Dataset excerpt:
--------
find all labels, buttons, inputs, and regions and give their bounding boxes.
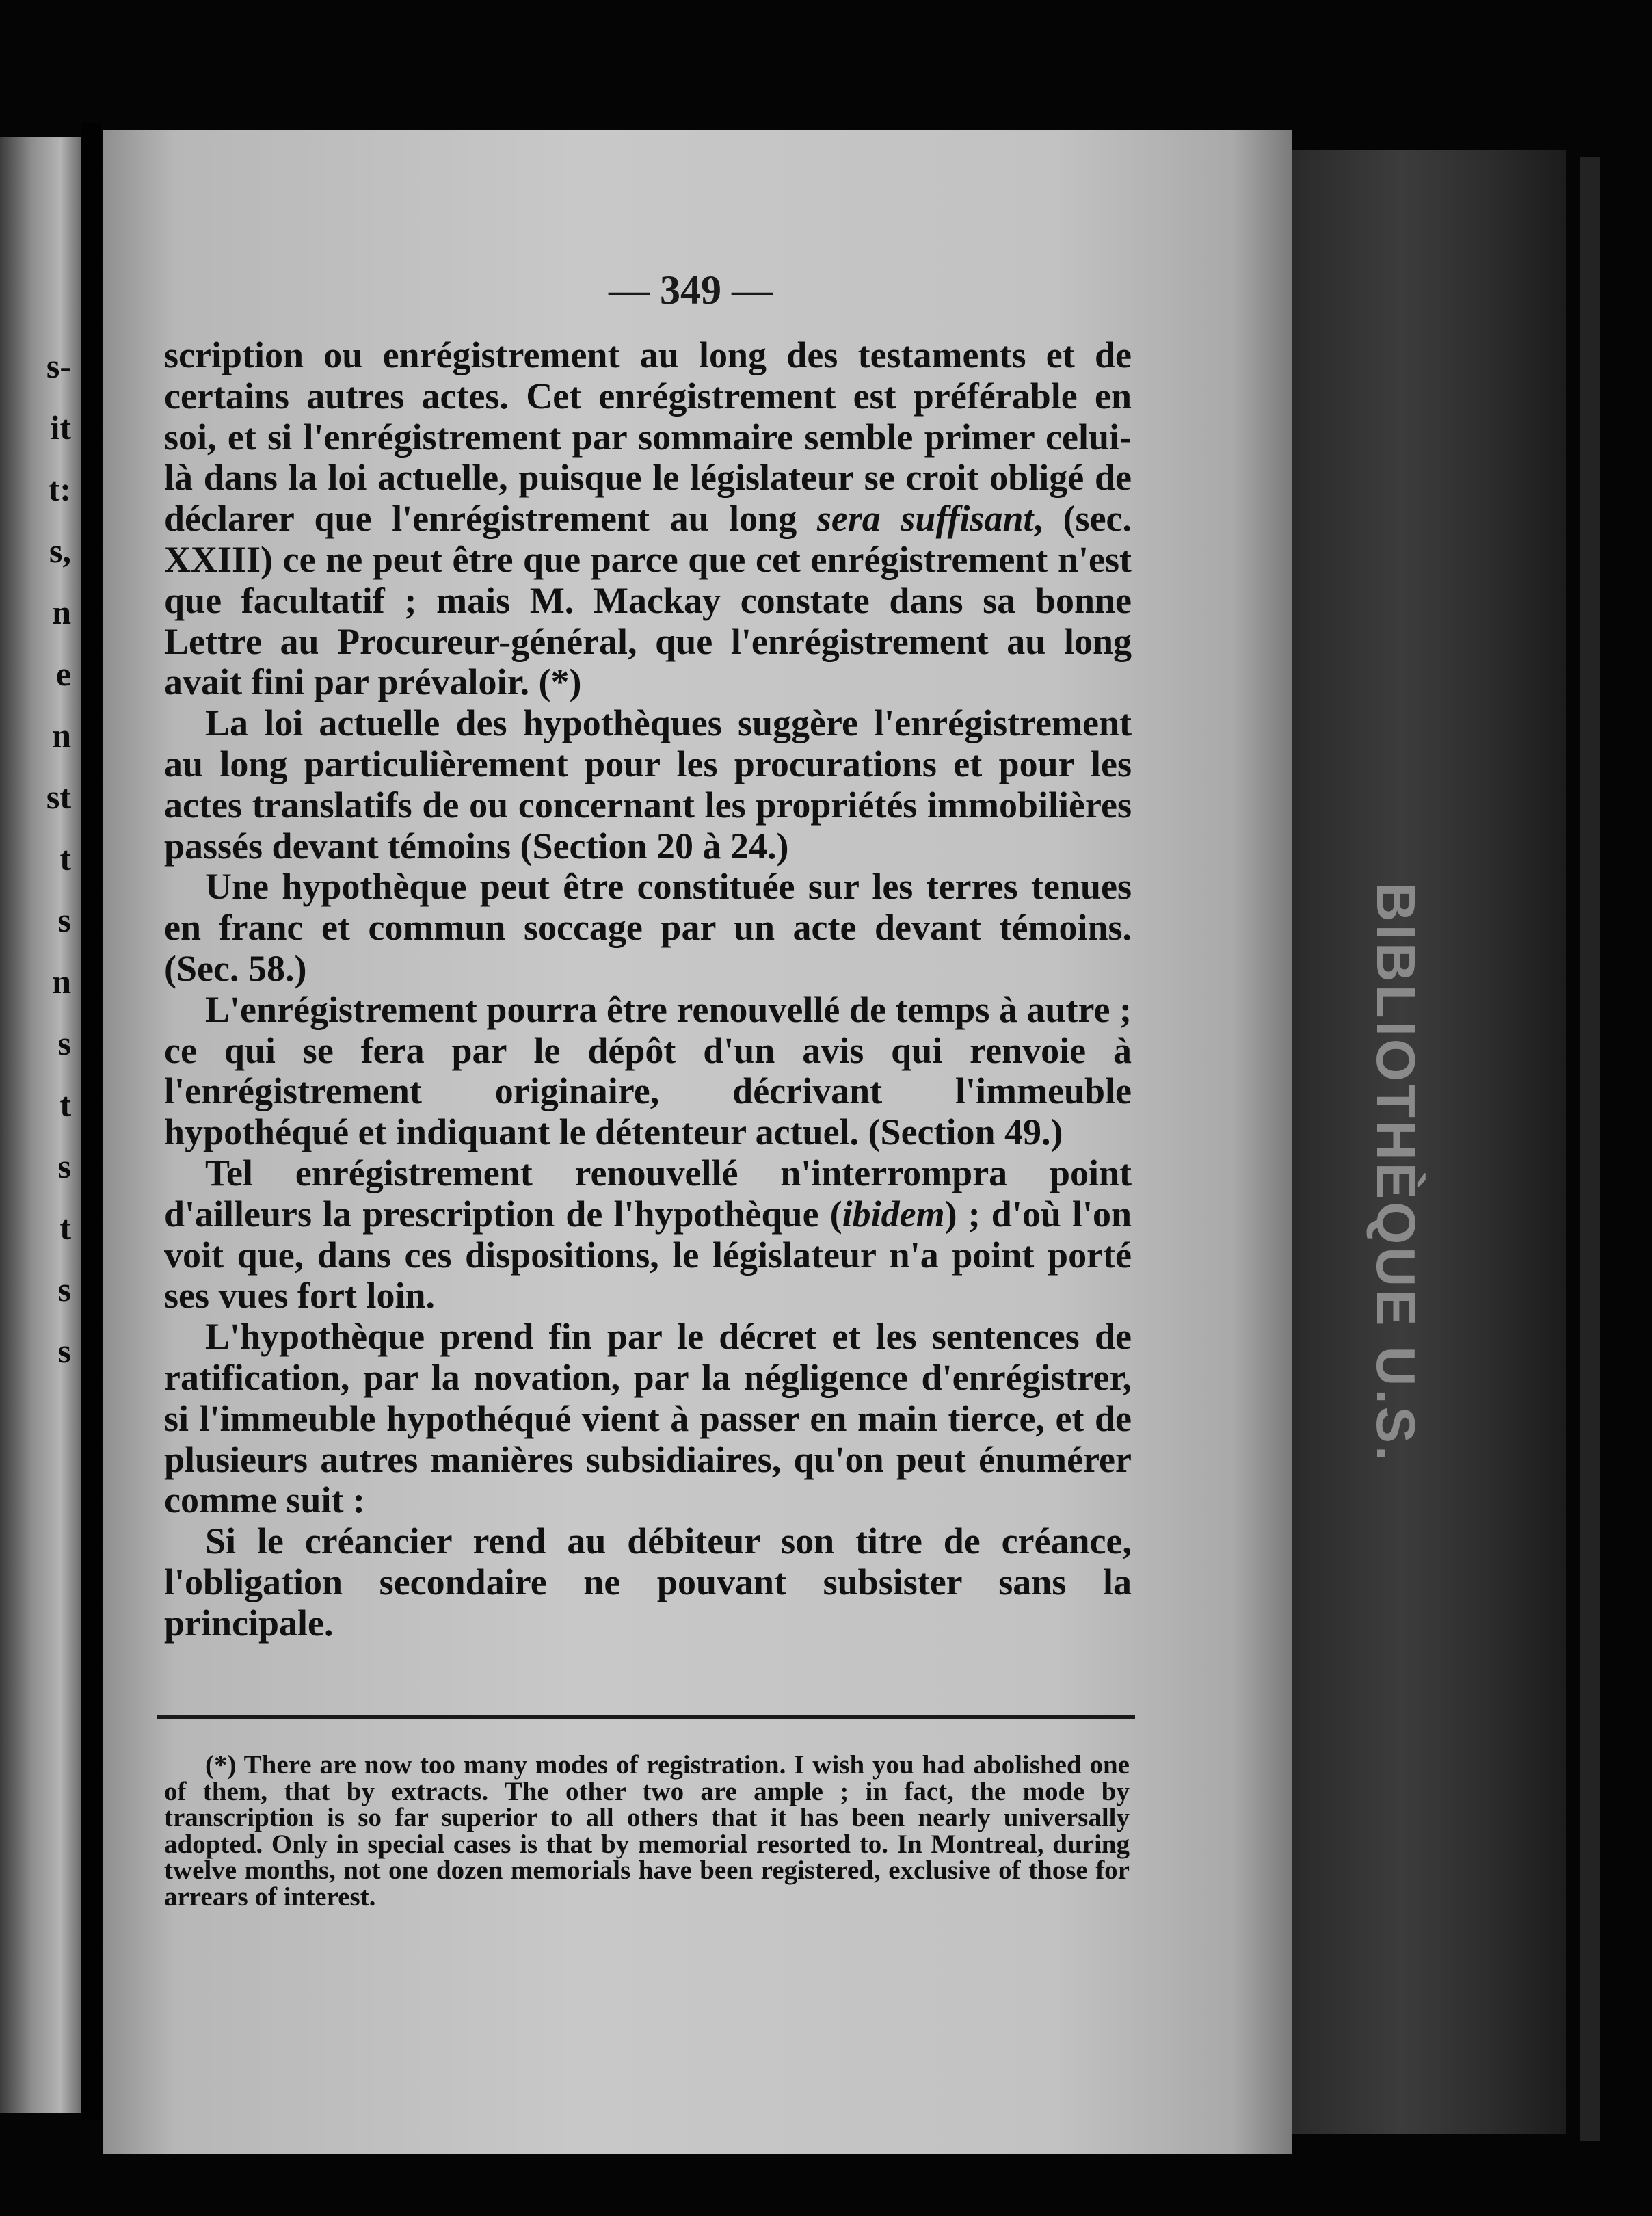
left-page-fragment: s [57, 1147, 71, 1185]
left-page-fragment: n [52, 716, 71, 754]
left-page-fragment: t [59, 1209, 71, 1247]
paragraph [164, 703, 1132, 867]
footnote-rule [157, 1715, 1135, 1719]
left-page-fragment: e [55, 655, 71, 693]
italic-text: ibidem [842, 1193, 945, 1235]
text-run: Tel enrégistrement renouvellé n'interrompra point d'ailleurs la prescription de l'hypothèque ( [164, 1152, 1132, 1235]
left-page-fragment: t: [48, 470, 71, 508]
paragraph [164, 867, 1132, 989]
paragraph [164, 335, 1132, 703]
footnote: (*) There are now too many modes of registration. I wish you had abolished one of them, that by extracts. The other two are ample ; in fact, the mode by transcription is so far superior to all others that it has been nearly universally adopted. Only in special cases is that by memorial resorted to. In Montreal, during twelve months, not one dozen memorials have been registered, exclusive of those for arrears of interest. [164, 1750, 1130, 1912]
text-run: L'enrégistrement pourra être renouvellé de temps à autre ; ce qui se fera par le dépôt d'un avis qui renvoie à l'enrégistrement originaire, décrivant l'immeuble hypothéqué et indiquant le détenteur actuel. (Section 49.) [164, 988, 1132, 1153]
text-run: ) ; d'où l'on voit que, dans ces dispositions, le législateur n'a point porté ses vues fort loin. [164, 1193, 1132, 1317]
left-page-fragment: s [57, 1270, 71, 1308]
library-stamp: BIBLIOTHÈQUE U.S. [1365, 882, 1426, 1464]
body-text [164, 335, 1132, 1644]
left-page-fragment: s [57, 901, 71, 939]
italic-text: sera suffisant [816, 498, 1034, 540]
left-page-fragment: st [46, 778, 71, 816]
left-page-fragment: s- [46, 347, 71, 385]
text-run: , (sec. XXIII) ce ne peut être que parce que cet enrégistrement n'est que facultatif ; mais M. Mackay constate dans sa bonne Lettre au Procureur-général, que l'enrégistrement au long avait fini par prévaloir. (*) [164, 498, 1132, 703]
gutter [81, 123, 101, 2120]
text-run: Une hypothèque peut être constituée sur les terres tenues en franc et commun soccage par un acte devant témoins. (Sec. 58.) [164, 866, 1132, 989]
left-page-sliver [0, 137, 81, 2113]
book-page [103, 130, 1292, 2154]
text-run: L'hypothèque prend fin par le décret et les sentences de ratification, par la novation, par la négligence d'enrégistrer, si l'immeuble hypothéqué vient à passer en main tierce, et de plusieurs autres manières subsidiaires, qu'on peut énumérer comme suit : [164, 1316, 1132, 1521]
text-run: La loi actuelle des hypothèques suggère l'enrégistrement au long particulièrement pour les procurations et pour les actes translatifs de ou concernant les propriétés immobilières passés devant témoins (Section 20 à 24.) [164, 702, 1132, 867]
paragraph [164, 990, 1132, 1153]
paragraph [164, 1317, 1132, 1521]
paragraph [164, 1521, 1132, 1644]
text-run: Si le créancier rend au débiteur son titre de créance, l'obligation secondaire ne pouvant subsister sans la principale. [164, 1520, 1132, 1644]
page-number: — 349 — [609, 267, 773, 313]
left-page-fragment: t [59, 839, 71, 878]
book-binding [1580, 157, 1600, 2141]
left-page-fragment: s [57, 1024, 71, 1062]
left-page-fragment: it [50, 408, 71, 447]
left-page-fragment: n [52, 593, 71, 631]
paragraph [164, 1153, 1132, 1317]
left-page-fragment: s [57, 1332, 71, 1370]
left-page-fragment: s, [49, 531, 71, 570]
left-page-fragment: t [59, 1085, 71, 1124]
text-run: scription ou enrégistrement au long des testaments et de certains autres actes. Cet enrégistrement est préférable en soi, et si l'enrégistrement par sommaire semble primer celui-là dans la loi actuelle, puisque le législateur se croit obligé de déclarer que l'enrégistrement au long [164, 334, 1132, 540]
page-edges [1292, 150, 1566, 2134]
left-page-fragment: n [52, 962, 71, 1001]
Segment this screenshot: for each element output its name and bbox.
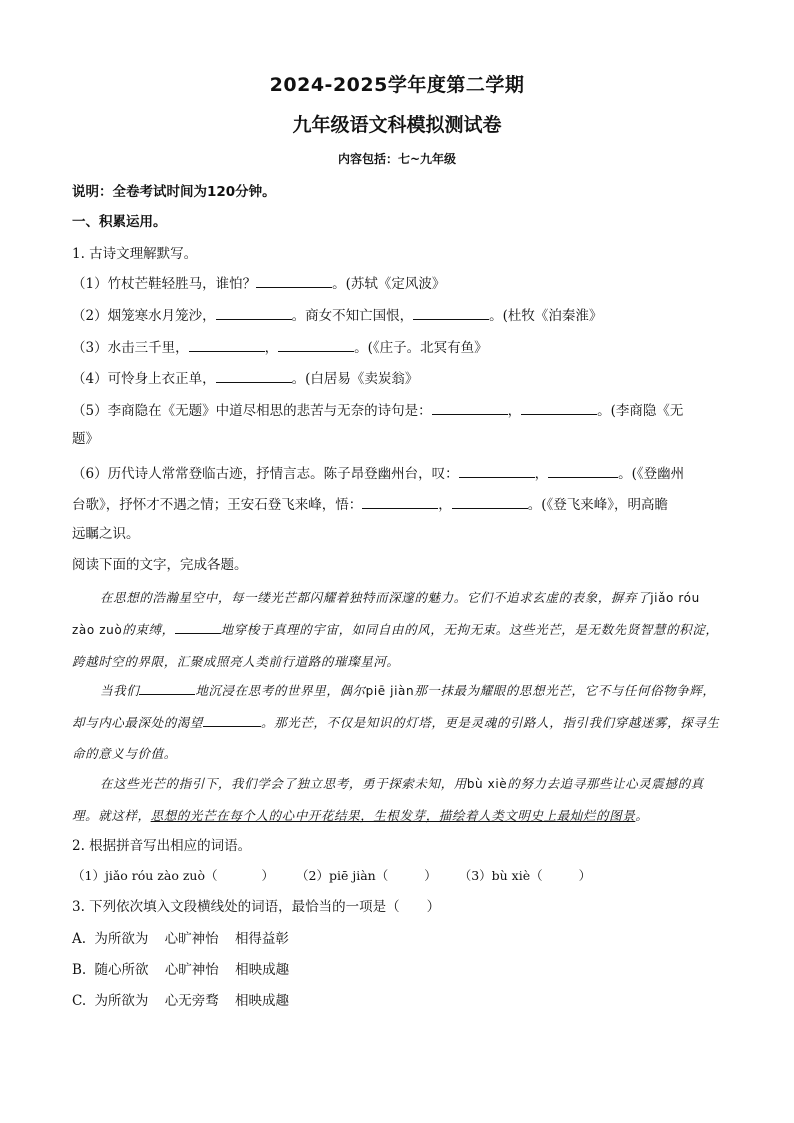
q1-item-1	[72, 273, 722, 294]
q1-item-5	[72, 400, 722, 421]
q1-item-6-line2-prefix: 台歌》，抒怀才不遇之情；王安石登飞来峰，悟：	[72, 497, 363, 513]
answer-blank[interactable]	[278, 337, 354, 352]
q1-item-1-prefix: （1）竹杖芒鞋轻胜马，谁怕？	[72, 276, 257, 292]
question-2-stem: 2. 根据拼音写出相应的词语。	[72, 838, 252, 854]
q1-item-4	[72, 368, 722, 389]
p3-text-b: 的努力去追寻那些让心灵震撼的真理。就这样，	[72, 776, 704, 823]
q1-item-2-mid: 。商女不知亡国恨，	[291, 308, 414, 324]
answer-blank[interactable]	[459, 463, 535, 478]
q1-item-6-suffix: 。(《登幽州	[618, 466, 685, 482]
q1-item-6-line2-mid: ，	[438, 497, 452, 513]
p1-text-b: 的束缚，	[122, 622, 175, 637]
q1-item-3-prefix: （3）水击三千里，	[72, 340, 189, 356]
option-word: 心旷神怡	[164, 931, 219, 947]
q1-item-3	[72, 337, 722, 358]
p1-pinyin: jiǎo róu zào zuò	[72, 591, 700, 637]
q1-item-6-line3: 远瞩之识。	[72, 526, 140, 542]
q1-item-1-suffix: 。(苏轼《定风波》	[332, 276, 446, 292]
q1-item-3-mid: ，	[264, 340, 279, 356]
q1-item-6-mid: ，	[534, 466, 549, 482]
passage-paragraph-1	[72, 582, 722, 677]
option-letter: B.	[72, 962, 87, 978]
q1-item-2-prefix: （2）烟笼寒水月笼沙，	[72, 308, 216, 324]
section-title: 一、积累运用。	[72, 214, 167, 230]
option-word: 随心所欲	[94, 962, 149, 978]
q2-item-3-close: ）	[578, 868, 592, 883]
exam-title-year: 2024-2025学年度第二学期	[269, 74, 525, 96]
q3-option-c[interactable]	[72, 991, 722, 1011]
exam-title-subject: 九年级语文科模拟测试卷	[292, 114, 502, 136]
q1-item-5-mid: ，	[507, 403, 522, 419]
answer-blank[interactable]	[216, 368, 292, 383]
q1-item-2	[72, 305, 722, 326]
option-letter: A.	[72, 931, 87, 947]
q3-option-b[interactable]	[72, 960, 722, 980]
p2-text-c: 那一抹最为耀眼的思想光芒，它不与任何俗物争辉，却与内心最深处的渴望	[72, 683, 716, 730]
p2-text-d: 。那光芒，不仅是知识的灯塔，更是灵魂的引路人，指引我们穿越迷雾，探寻生命的意义与价值。	[72, 715, 720, 761]
option-word: 相映成趣	[235, 962, 290, 978]
q1-item-6-line2-suffix: 。(《登飞来峰》，明高瞻	[527, 497, 669, 513]
passage-paragraph-3	[72, 768, 722, 831]
option-word: 相得益彰	[234, 931, 289, 947]
question-1-stem: 1. 古诗文理解默写。	[72, 246, 198, 262]
p2-text-b: 地沉浸在思考的世界里，偶尔	[195, 683, 366, 698]
p2-text-a: 当我们	[100, 683, 140, 698]
option-word: 为所欲为	[94, 993, 149, 1009]
q1-item-6-prefix: （6）历代诗人常常登临古迹，抒情言志。陈子昂登幽州台，叹：	[72, 466, 459, 482]
q3-option-a[interactable]	[72, 929, 722, 949]
q1-item-5-continued: 题》	[72, 431, 99, 447]
option-word: 为所欲为	[94, 931, 149, 947]
passage-blank[interactable]	[175, 621, 221, 634]
answer-blank[interactable]	[413, 305, 489, 320]
q1-item-4-suffix: 。(白居易《卖炭翁》	[291, 371, 419, 387]
passage-paragraph-2	[72, 675, 722, 769]
passage-blank[interactable]	[139, 682, 195, 695]
answer-blank[interactable]	[521, 400, 597, 415]
question-3-stem: 3. 下列依次填入文段横线处的词语，最恰当的一项是（ ）	[72, 899, 441, 915]
option-word: 相映成趣	[235, 993, 290, 1009]
p3-text-d: 。	[635, 808, 649, 823]
p1-text-a: 在思想的浩瀚星空中，每一缕光芒都闪耀着独特而深邃的魅力。它们不追求玄虚的表象，摒弃了	[100, 590, 651, 605]
passage-blank[interactable]	[203, 714, 261, 727]
q1-item-3-suffix: 。(《庄子。北冥有鱼》	[354, 340, 488, 356]
answer-blank[interactable]	[548, 463, 618, 478]
answer-blank[interactable]	[216, 305, 292, 320]
answer-blank[interactable]	[452, 494, 528, 509]
p3-pinyin: bù xiè	[466, 777, 508, 791]
answer-blank[interactable]	[362, 494, 438, 509]
q1-item-6	[72, 463, 722, 484]
exam-scope: 内容包括：七~九年级	[337, 152, 457, 166]
q2-item-3-label: （3）bù xiè（	[458, 868, 543, 883]
q1-item-2-suffix: 。(杜牧《泊秦淮》	[489, 308, 603, 324]
question-2-items	[72, 866, 722, 886]
q2-item-2-close: ）	[424, 868, 437, 883]
option-letter: C.	[72, 993, 87, 1009]
q2-item-1-label: （1）jiǎo róu zào zuò（	[72, 868, 218, 883]
p3-text-a: 在这些光芒的指引下，我们学会了独立思考，勇于探索未知，用	[100, 776, 467, 791]
answer-blank[interactable]	[189, 337, 265, 352]
p3-underlined-sentence: 思想的光芒在每个人的心中开花结果，生根发芽，描绘着人类文明史上最灿烂的图景	[150, 808, 636, 823]
q2-item-1-close: ）	[261, 868, 275, 883]
reading-intro: 阅读下面的文字，完成各题。	[72, 557, 248, 573]
option-word: 心旷神怡	[164, 962, 219, 978]
q2-item-2-label: （2）piē jiàn（	[296, 868, 389, 883]
q1-item-4-prefix: （4）可怜身上衣正单，	[72, 371, 216, 387]
exam-instruction: 说明：全卷考试时间为120分钟。	[72, 184, 276, 200]
p1-text-c: 地穿梭于真理的宇宙，如同自由的风，无拘无束。这些光芒，是无数先贤智慧的积淀，跨越时空的界限，汇聚成照亮人类前行道路的璀璨星河。	[72, 622, 719, 669]
p2-pinyin: piē jiàn	[365, 684, 415, 698]
answer-blank[interactable]	[256, 273, 332, 288]
answer-blank[interactable]	[432, 400, 508, 415]
q1-item-6-line2	[72, 494, 722, 515]
q1-item-5-prefix: （5）李商隐在《无题》中道尽相思的悲苦与无奈的诗句是：	[72, 403, 432, 419]
q1-item-5-suffix: 。(李商隐《无	[597, 403, 684, 419]
option-word: 心无旁骛	[164, 993, 219, 1009]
--------
## Set exercise
Reproduce verbatim the entries starting at the line containing "left-page-fragment: s [57, 1147, 71, 1185]" and ending at the line containing "italic-text: ibidem [842, 1193, 945, 1235]", including both of those lines.

## Completed exercise
left-page-fragment: s [57, 1147, 71, 1185]
left-page-fragment: n [52, 716, 71, 754]
left-page-fragment: t [59, 1209, 71, 1247]
paragraph [164, 703, 1132, 867]
footnote-rule [157, 1715, 1135, 1719]
left-page-fragment: e [55, 655, 71, 693]
italic-text: ibidem [842, 1193, 945, 1235]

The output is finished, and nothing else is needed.